WHAT TO DO. Send back all the data below, exactly as given.

MATERIAL SHOWN.
____________________

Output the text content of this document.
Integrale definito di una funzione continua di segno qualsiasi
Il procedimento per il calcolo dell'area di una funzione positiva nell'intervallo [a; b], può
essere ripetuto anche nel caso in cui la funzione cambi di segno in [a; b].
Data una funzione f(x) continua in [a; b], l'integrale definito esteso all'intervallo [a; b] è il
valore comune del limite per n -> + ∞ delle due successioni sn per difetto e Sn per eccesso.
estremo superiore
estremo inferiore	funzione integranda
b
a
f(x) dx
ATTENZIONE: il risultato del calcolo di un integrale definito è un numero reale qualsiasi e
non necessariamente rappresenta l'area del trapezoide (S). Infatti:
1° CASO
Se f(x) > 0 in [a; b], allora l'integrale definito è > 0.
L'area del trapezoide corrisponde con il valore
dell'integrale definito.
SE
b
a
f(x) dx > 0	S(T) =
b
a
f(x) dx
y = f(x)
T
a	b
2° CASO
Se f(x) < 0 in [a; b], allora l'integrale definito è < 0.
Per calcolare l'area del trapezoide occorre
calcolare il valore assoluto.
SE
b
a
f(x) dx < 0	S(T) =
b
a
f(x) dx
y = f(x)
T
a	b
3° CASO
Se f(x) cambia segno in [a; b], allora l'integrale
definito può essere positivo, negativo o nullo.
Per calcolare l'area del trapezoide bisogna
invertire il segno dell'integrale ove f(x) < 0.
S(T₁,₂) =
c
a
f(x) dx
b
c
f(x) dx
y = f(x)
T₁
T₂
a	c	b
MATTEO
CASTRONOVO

____________________

WORKED ANSWER.
Output the text content of this document.
Integrale definito di una funzione continua di segno qualsiasi
Il procedimento per il calcolo dell'area di una funzione positiva nell'intervallo [a; b], può
essere ripetuto anche nel caso in cui la funzione cambi di segno in [a; b].
Data una funzione f(x) continua in [a; b], l'integrale definito esteso all'intervallo [a; b] è il
valore comune del limite per n -> + ∞ delle due successioni sn per difetto e Sn per eccesso.
estremo superiore
estremo inferiore	funzione integranda
b
a
f(x) dx
ATTENZIONE: il risultato del calcolo di un integrale definito è un numero reale qualsiasi e
non necessariamente rappresenta l'area del trapezoide (S). Infatti:
1° CASO
Se f(x) > 0 in [a; b], allora l'integrale definito è > 0.
L'area del trapezoide corrisponde con il valore
dell'integrale definito.
SE
b
a
f(x) dx > 0	S(T) =
b
a
f(x) dx
y = f(x)
T
a	b
2° CASO
Se f(x) < 0 in [a; b], allora l'integrale definito è < 0.
Per calcolare l'area del trapezoide occorre
calcolare il valore assoluto.
SE
b
a
f(x) dx < 0	S(T) =
b
a
f(x) dx
y = f(x)
T
a	b
3° CASO
Se f(x) cambia segno in [a; b], allora l'integrale
definito può essere positivo, negativo o nullo.
Per calcolare l'area del trapezoide bisogna
invertire il segno dell'integrale ove f(x) < 0.
S(T₁,₂) =
c
a
f(x) dx
b
c
f(x) dx
y = f(x)
T₁
T₂
a	c	b
MATTEO
CASTRONOVO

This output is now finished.